### EXERCISE TASK
Pictures stay out of the copy; restate everything else in the material exactly.

[Source records]

----------------------------------------

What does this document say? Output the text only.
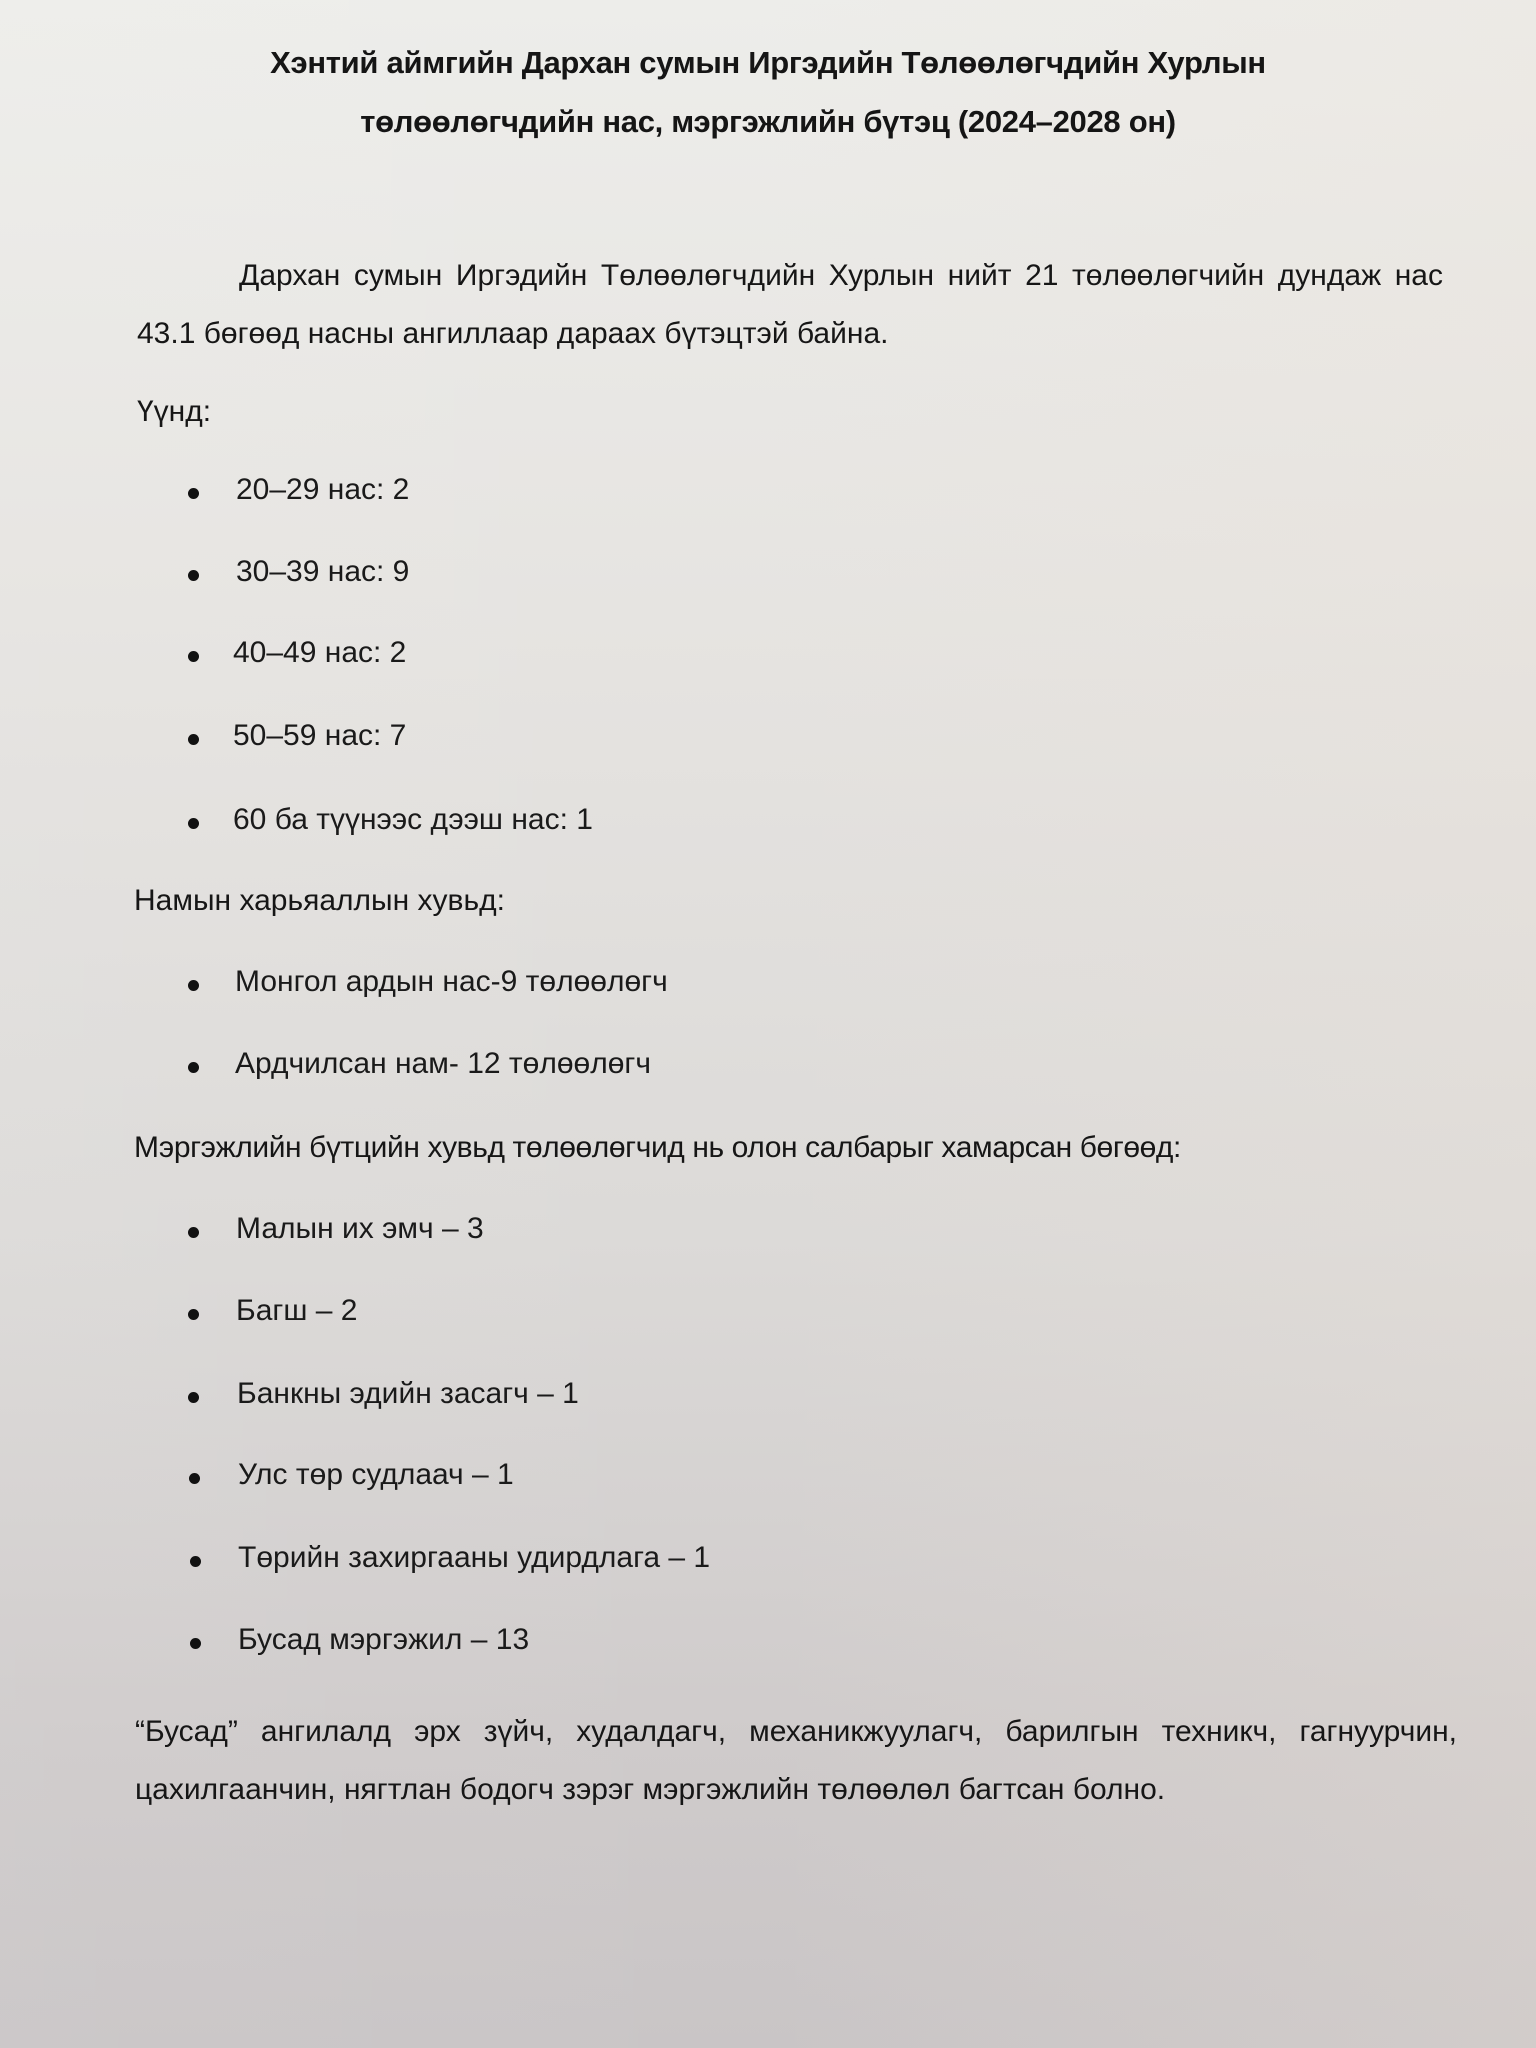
Хэнтий аймгийн Дархан сумын Иргэдийн Төлөөлөгчдийн Хурлын
төлөөлөгчдийн нас, мэргэжлийн бүтэц (2024–2028 он)
Дархан сумын Иргэдийн Төлөөлөгчдийн Хурлын нийт 21 төлөөлөгчийн дундаж нас 43.1 бөгөөд насны ангиллаар дараах бүтэцтэй байна.
Үүнд:
20–29 нас: 2
30–39 нас: 9
40–49 нас: 2
50–59 нас: 7
60 ба түүнээс дээш нас: 1
Намын харьяаллын хувьд:
Монгол ардын нас-9 төлөөлөгч
Ардчилсан нам- 12 төлөөлөгч
Мэргэжлийн бүтцийн хувьд төлөөлөгчид нь олон салбарыг хамарсан бөгөөд:
Малын их эмч – 3
Багш – 2
Банкны эдийн засагч – 1
Улс төр судлаач – 1
Төрийн захиргааны удирдлага – 1
Бусад мэргэжил – 13
“Бусад” ангилалд эрх зүйч, худалдагч, механикжуулагч, барилгын техникч, гагнуурчин, цахилгаанчин, нягтлан бодогч зэрэг мэргэжлийн төлөөлөл багтсан болно.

----------------------------------------

### TASK RESPONSE
What does this document say? Output the text only.
Хэнтий аймгийн Дархан сумын Иргэдийн Төлөөлөгчдийн Хурлын
төлөөлөгчдийн нас, мэргэжлийн бүтэц (2024–2028 он)
Дархан сумын Иргэдийн Төлөөлөгчдийн Хурлын нийт 21 төлөөлөгчийн дундаж нас 43.1 бөгөөд насны ангиллаар дараах бүтэцтэй байна.
Үүнд:
20–29 нас: 2
30–39 нас: 9
40–49 нас: 2
50–59 нас: 7
60 ба түүнээс дээш нас: 1
Намын харьяаллын хувьд:
Монгол ардын нас-9 төлөөлөгч
Ардчилсан нам- 12 төлөөлөгч
Мэргэжлийн бүтцийн хувьд төлөөлөгчид нь олон салбарыг хамарсан бөгөөд:
Малын их эмч – 3
Багш – 2
Банкны эдийн засагч – 1
Улс төр судлаач – 1
Төрийн захиргааны удирдлага – 1
Бусад мэргэжил – 13
“Бусад” ангилалд эрх зүйч, худалдагч, механикжуулагч, барилгын техникч, гагнуурчин, цахилгаанчин, нягтлан бодогч зэрэг мэргэжлийн төлөөлөл багтсан болно.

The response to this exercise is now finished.